#### [What this task involves]
Each entry has to be copied exactly, with nothing missed.

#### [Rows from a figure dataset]
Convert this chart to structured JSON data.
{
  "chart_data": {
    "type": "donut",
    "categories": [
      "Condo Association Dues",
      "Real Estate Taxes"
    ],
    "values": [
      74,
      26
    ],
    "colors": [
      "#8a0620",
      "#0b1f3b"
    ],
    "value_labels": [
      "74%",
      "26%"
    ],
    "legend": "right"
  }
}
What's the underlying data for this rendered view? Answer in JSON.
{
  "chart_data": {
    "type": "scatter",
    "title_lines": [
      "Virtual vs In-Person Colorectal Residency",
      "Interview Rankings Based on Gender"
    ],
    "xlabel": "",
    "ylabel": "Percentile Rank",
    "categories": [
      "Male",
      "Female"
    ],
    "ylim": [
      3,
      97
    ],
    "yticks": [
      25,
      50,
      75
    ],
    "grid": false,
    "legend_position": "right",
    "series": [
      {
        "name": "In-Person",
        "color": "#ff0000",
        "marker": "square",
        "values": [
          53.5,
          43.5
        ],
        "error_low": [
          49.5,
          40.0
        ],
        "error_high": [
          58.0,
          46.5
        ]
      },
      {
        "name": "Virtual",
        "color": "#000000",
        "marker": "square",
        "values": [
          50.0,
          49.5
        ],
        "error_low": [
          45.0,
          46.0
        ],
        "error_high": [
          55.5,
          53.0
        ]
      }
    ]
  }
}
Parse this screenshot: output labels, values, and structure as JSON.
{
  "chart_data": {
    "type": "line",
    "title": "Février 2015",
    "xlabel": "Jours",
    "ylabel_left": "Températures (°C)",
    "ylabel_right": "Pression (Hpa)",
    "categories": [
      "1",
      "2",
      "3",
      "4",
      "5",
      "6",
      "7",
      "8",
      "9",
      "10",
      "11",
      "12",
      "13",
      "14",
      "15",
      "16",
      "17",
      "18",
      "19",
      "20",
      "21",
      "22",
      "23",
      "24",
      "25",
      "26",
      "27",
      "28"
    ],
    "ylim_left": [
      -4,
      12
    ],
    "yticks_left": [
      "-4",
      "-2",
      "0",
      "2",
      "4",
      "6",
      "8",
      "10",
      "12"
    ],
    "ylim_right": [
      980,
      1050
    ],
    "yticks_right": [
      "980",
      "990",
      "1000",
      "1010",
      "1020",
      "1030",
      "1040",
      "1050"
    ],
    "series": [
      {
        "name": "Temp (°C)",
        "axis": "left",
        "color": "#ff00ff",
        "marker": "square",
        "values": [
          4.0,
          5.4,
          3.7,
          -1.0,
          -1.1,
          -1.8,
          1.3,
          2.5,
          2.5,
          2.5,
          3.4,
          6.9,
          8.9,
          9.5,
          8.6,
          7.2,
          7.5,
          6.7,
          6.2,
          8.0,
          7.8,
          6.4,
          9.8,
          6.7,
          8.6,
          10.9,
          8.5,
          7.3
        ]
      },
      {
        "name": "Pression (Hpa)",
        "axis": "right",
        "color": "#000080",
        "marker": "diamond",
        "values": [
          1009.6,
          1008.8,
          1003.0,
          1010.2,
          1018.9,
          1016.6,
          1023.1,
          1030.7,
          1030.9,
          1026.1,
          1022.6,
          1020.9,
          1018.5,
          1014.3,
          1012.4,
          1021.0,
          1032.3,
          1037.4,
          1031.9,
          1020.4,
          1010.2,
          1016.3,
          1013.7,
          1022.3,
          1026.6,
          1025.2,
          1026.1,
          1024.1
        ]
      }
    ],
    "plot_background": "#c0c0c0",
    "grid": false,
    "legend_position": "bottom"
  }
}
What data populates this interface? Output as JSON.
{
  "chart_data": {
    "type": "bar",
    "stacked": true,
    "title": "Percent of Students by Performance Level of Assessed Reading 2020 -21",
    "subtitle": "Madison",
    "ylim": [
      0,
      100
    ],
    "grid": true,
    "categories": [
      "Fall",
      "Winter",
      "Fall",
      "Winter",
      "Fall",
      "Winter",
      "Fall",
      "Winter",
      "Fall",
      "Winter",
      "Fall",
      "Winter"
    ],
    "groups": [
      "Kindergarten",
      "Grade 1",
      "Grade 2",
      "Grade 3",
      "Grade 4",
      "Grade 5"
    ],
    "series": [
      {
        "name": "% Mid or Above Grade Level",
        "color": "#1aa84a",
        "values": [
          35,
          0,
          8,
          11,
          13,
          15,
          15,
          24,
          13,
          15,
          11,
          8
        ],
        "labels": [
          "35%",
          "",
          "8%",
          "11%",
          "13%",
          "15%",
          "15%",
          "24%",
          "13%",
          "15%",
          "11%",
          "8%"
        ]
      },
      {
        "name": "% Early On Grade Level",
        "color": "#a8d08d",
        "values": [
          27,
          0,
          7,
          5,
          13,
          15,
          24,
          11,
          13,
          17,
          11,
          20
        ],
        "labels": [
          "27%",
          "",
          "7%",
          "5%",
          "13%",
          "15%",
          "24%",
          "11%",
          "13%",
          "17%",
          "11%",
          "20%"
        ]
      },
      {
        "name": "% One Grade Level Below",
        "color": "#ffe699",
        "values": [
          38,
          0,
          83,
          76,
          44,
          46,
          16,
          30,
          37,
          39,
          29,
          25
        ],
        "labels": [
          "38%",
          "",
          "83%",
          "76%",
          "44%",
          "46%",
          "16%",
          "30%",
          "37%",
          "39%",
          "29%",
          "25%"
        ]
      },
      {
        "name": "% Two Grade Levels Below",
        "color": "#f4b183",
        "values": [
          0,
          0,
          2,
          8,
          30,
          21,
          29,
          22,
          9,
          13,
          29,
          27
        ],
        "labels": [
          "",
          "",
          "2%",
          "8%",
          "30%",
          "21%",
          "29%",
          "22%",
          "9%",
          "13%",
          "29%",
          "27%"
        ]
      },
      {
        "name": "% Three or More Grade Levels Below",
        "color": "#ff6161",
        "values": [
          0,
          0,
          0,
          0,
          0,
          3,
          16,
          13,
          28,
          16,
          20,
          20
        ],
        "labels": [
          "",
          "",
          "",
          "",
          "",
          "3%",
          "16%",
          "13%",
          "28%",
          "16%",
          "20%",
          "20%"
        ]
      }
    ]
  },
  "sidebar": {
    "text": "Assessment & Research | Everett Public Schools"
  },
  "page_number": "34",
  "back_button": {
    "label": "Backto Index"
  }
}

#### [Response to this exercise]
Convert this chart to structured JSON data.
{
  "chart_data": {
    "type": "donut",
    "categories": [
      "Condo Association Dues",
      "Real Estate Taxes"
    ],
    "values": [
      74,
      26
    ],
    "colors": [
      "#8a0620",
      "#0b1f3b"
    ],
    "value_labels": [
      "74%",
      "26%"
    ],
    "legend": "right"
  }
}
What's the underlying data for this rendered view? Answer in JSON.
{
  "chart_data": {
    "type": "scatter",
    "title_lines": [
      "Virtual vs In-Person Colorectal Residency",
      "Interview Rankings Based on Gender"
    ],
    "xlabel": "",
    "ylabel": "Percentile Rank",
    "categories": [
      "Male",
      "Female"
    ],
    "ylim": [
      3,
      97
    ],
    "yticks": [
      25,
      50,
      75
    ],
    "grid": false,
    "legend_position": "right",
    "series": [
      {
        "name": "In-Person",
        "color": "#ff0000",
        "marker": "square",
        "values": [
          53.5,
          43.5
        ],
        "error_low": [
          49.5,
          40.0
        ],
        "error_high": [
          58.0,
          46.5
        ]
      },
      {
        "name": "Virtual",
        "color": "#000000",
        "marker": "square",
        "values": [
          50.0,
          49.5
        ],
        "error_low": [
          45.0,
          46.0
        ],
        "error_high": [
          55.5,
          53.0
        ]
      }
    ]
  }
}
Parse this screenshot: output labels, values, and structure as JSON.
{
  "chart_data": {
    "type": "line",
    "title": "Février 2015",
    "xlabel": "Jours",
    "ylabel_left": "Températures (°C)",
    "ylabel_right": "Pression (Hpa)",
    "categories": [
      "1",
      "2",
      "3",
      "4",
      "5",
      "6",
      "7",
      "8",
      "9",
      "10",
      "11",
      "12",
      "13",
      "14",
      "15",
      "16",
      "17",
      "18",
      "19",
      "20",
      "21",
      "22",
      "23",
      "24",
      "25",
      "26",
      "27",
      "28"
    ],
    "ylim_left": [
      -4,
      12
    ],
    "yticks_left": [
      "-4",
      "-2",
      "0",
      "2",
      "4",
      "6",
      "8",
      "10",
      "12"
    ],
    "ylim_right": [
      980,
      1050
    ],
    "yticks_right": [
      "980",
      "990",
      "1000",
      "1010",
      "1020",
      "1030",
      "1040",
      "1050"
    ],
    "series": [
      {
        "name": "Temp (°C)",
        "axis": "left",
        "color": "#ff00ff",
        "marker": "square",
        "values": [
          4.0,
          5.4,
          3.7,
          -1.0,
          -1.1,
          -1.8,
          1.3,
          2.5,
          2.5,
          2.5,
          3.4,
          6.9,
          8.9,
          9.5,
          8.6,
          7.2,
          7.5,
          6.7,
          6.2,
          8.0,
          7.8,
          6.4,
          9.8,
          6.7,
          8.6,
          10.9,
          8.5,
          7.3
        ]
      },
      {
        "name": "Pression (Hpa)",
        "axis": "right",
        "color": "#000080",
        "marker": "diamond",
        "values": [
          1009.6,
          1008.8,
          1003.0,
          1010.2,
          1018.9,
          1016.6,
          1023.1,
          1030.7,
          1030.9,
          1026.1,
          1022.6,
          1020.9,
          1018.5,
          1014.3,
          1012.4,
          1021.0,
          1032.3,
          1037.4,
          1031.9,
          1020.4,
          1010.2,
          1016.3,
          1013.7,
          1022.3,
          1026.6,
          1025.2,
          1026.1,
          1024.1
        ]
      }
    ],
    "plot_background": "#c0c0c0",
    "grid": false,
    "legend_position": "bottom"
  }
}
What data populates this interface? Output as JSON.
{
  "chart_data": {
    "type": "bar",
    "stacked": true,
    "title": "Percent of Students by Performance Level of Assessed Reading 2020 -21",
    "subtitle": "Madison",
    "ylim": [
      0,
      100
    ],
    "grid": true,
    "categories": [
      "Fall",
      "Winter",
      "Fall",
      "Winter",
      "Fall",
      "Winter",
      "Fall",
      "Winter",
      "Fall",
      "Winter",
      "Fall",
      "Winter"
    ],
    "groups": [
      "Kindergarten",
      "Grade 1",
      "Grade 2",
      "Grade 3",
      "Grade 4",
      "Grade 5"
    ],
    "series": [
      {
        "name": "% Mid or Above Grade Level",
        "color": "#1aa84a",
        "values": [
          35,
          0,
          8,
          11,
          13,
          15,
          15,
          24,
          13,
          15,
          11,
          8
        ],
        "labels": [
          "35%",
          "",
          "8%",
          "11%",
          "13%",
          "15%",
          "15%",
          "24%",
          "13%",
          "15%",
          "11%",
          "8%"
        ]
      },
      {
        "name": "% Early On Grade Level",
        "color": "#a8d08d",
        "values": [
          27,
          0,
          7,
          5,
          13,
          15,
          24,
          11,
          13,
          17,
          11,
          20
        ],
        "labels": [
          "27%",
          "",
          "7%",
          "5%",
          "13%",
          "15%",
          "24%",
          "11%",
          "13%",
          "17%",
          "11%",
          "20%"
        ]
      },
      {
        "name": "% One Grade Level Below",
        "color": "#ffe699",
        "values": [
          38,
          0,
          83,
          76,
          44,
          46,
          16,
          30,
          37,
          39,
          29,
          25
        ],
        "labels": [
          "38%",
          "",
          "83%",
          "76%",
          "44%",
          "46%",
          "16%",
          "30%",
          "37%",
          "39%",
          "29%",
          "25%"
        ]
      },
      {
        "name": "% Two Grade Levels Below",
        "color": "#f4b183",
        "values": [
          0,
          0,
          2,
          8,
          30,
          21,
          29,
          22,
          9,
          13,
          29,
          27
        ],
        "labels": [
          "",
          "",
          "2%",
          "8%",
          "30%",
          "21%",
          "29%",
          "22%",
          "9%",
          "13%",
          "29%",
          "27%"
        ]
      },
      {
        "name": "% Three or More Grade Levels Below",
        "color": "#ff6161",
        "values": [
          0,
          0,
          0,
          0,
          0,
          3,
          16,
          13,
          28,
          16,
          20,
          20
        ],
        "labels": [
          "",
          "",
          "",
          "",
          "",
          "3%",
          "16%",
          "13%",
          "28%",
          "16%",
          "20%",
          "20%"
        ]
      }
    ]
  },
  "sidebar": {
    "text": "Assessment & Research | Everett Public Schools"
  },
  "page_number": "34",
  "back_button": {
    "label": "Backto Index"
  }
}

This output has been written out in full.